> EXERCISE MATERIAL
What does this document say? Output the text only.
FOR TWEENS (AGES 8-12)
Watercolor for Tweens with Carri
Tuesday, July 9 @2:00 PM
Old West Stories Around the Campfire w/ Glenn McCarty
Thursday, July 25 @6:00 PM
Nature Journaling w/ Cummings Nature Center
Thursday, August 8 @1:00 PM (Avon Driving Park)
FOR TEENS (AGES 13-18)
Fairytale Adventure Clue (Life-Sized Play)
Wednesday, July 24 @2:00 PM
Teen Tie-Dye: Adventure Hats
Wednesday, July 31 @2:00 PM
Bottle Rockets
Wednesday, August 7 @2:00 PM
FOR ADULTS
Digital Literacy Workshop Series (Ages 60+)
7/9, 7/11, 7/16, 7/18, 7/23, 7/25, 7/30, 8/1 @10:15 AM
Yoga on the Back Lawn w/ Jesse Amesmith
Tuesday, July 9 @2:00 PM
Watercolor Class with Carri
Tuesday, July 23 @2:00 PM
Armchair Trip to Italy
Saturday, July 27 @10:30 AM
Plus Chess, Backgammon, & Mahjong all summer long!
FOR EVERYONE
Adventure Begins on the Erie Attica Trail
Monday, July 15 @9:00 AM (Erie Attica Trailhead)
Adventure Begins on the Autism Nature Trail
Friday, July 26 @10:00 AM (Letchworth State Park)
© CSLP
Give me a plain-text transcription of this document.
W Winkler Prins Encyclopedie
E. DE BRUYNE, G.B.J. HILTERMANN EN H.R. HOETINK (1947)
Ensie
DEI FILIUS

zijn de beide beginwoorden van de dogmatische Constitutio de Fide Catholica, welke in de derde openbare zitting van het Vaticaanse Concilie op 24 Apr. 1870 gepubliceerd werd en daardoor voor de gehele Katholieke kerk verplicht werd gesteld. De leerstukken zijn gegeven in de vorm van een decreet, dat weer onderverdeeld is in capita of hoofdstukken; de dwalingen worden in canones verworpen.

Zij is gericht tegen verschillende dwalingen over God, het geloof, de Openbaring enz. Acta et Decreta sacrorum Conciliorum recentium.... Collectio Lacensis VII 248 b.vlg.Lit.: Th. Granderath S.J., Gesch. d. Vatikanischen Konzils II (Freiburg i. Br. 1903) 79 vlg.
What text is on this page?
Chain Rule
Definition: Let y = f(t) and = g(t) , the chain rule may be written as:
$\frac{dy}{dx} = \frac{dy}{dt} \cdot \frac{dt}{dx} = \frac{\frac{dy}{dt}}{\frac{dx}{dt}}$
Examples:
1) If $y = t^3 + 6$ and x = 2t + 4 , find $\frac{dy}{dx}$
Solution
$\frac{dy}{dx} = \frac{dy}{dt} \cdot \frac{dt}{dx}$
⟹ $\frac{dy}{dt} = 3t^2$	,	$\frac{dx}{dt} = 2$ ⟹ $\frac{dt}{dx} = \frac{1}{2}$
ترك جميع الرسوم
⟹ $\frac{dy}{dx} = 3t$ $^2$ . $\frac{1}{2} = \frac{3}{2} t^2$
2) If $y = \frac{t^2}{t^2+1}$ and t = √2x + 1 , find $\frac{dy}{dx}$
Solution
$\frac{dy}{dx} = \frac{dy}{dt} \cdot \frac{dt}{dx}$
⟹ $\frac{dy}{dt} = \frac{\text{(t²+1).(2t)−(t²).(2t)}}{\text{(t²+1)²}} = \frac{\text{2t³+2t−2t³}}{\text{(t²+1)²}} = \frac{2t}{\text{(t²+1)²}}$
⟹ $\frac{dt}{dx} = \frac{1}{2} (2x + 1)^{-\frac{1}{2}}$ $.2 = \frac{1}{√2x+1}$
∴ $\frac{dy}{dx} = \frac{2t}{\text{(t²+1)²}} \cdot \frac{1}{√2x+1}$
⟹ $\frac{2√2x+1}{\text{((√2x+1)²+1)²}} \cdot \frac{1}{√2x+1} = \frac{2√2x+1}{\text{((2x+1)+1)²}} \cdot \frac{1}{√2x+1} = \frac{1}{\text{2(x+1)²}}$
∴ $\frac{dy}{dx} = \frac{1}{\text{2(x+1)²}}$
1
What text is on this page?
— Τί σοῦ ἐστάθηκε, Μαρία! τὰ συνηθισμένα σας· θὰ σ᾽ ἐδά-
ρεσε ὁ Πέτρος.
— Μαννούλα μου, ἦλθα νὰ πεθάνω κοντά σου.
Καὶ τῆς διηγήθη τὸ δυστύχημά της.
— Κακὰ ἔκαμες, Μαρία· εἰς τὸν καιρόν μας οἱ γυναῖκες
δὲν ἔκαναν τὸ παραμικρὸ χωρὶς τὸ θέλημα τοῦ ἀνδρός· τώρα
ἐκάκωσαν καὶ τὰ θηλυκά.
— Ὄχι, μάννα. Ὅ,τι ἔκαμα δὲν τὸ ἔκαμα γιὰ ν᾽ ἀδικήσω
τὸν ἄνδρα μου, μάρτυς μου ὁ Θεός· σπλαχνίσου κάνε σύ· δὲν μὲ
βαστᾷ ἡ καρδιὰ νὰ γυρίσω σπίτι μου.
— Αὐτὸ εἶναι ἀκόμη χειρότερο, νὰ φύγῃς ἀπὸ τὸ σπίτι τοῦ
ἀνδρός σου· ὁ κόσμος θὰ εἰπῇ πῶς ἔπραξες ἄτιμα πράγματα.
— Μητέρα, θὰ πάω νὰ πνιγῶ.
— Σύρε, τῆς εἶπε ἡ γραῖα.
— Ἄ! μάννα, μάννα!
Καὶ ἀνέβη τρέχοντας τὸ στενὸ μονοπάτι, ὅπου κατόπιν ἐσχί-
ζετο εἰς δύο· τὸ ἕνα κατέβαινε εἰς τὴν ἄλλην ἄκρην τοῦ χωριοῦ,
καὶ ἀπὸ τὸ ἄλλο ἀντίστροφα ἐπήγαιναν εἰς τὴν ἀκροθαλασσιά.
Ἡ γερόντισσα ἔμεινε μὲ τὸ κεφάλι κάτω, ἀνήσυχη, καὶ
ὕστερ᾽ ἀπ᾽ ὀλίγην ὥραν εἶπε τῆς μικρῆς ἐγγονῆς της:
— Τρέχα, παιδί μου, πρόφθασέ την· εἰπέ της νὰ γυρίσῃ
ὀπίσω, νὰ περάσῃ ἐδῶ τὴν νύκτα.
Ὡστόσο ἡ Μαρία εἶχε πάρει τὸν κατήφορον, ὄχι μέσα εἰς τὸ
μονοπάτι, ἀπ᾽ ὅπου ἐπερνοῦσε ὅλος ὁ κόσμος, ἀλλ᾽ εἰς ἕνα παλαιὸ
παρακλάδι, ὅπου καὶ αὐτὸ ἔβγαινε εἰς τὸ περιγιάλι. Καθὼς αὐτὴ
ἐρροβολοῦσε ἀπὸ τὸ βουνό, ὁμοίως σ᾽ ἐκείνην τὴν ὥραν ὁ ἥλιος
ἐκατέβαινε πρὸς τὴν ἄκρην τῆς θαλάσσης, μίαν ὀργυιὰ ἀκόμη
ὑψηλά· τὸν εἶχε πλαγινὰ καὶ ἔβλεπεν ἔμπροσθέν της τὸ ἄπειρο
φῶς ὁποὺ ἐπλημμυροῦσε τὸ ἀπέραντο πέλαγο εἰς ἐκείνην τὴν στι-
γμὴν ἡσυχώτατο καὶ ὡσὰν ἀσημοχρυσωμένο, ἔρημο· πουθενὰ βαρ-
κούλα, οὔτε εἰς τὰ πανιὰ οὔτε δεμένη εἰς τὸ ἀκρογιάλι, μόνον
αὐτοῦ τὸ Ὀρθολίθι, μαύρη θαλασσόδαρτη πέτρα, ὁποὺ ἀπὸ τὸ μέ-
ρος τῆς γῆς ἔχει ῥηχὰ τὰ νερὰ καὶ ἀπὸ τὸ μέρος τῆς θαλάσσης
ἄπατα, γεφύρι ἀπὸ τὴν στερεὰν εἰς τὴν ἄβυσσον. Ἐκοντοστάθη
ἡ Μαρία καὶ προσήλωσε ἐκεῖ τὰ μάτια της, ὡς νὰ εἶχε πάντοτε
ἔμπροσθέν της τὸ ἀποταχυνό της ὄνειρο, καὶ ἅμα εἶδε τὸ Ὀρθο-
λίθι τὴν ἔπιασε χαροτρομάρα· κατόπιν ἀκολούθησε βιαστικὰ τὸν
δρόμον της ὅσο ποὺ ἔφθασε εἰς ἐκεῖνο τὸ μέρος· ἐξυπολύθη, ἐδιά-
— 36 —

> PROBLEM TO WORK ON
Which lines hold the string "this"? List them all.

> FINISHED ANSWER
What does this document say? Output the text only.
Give me a plain-text transcription of this document.
What text is on this page?
What text is on this page?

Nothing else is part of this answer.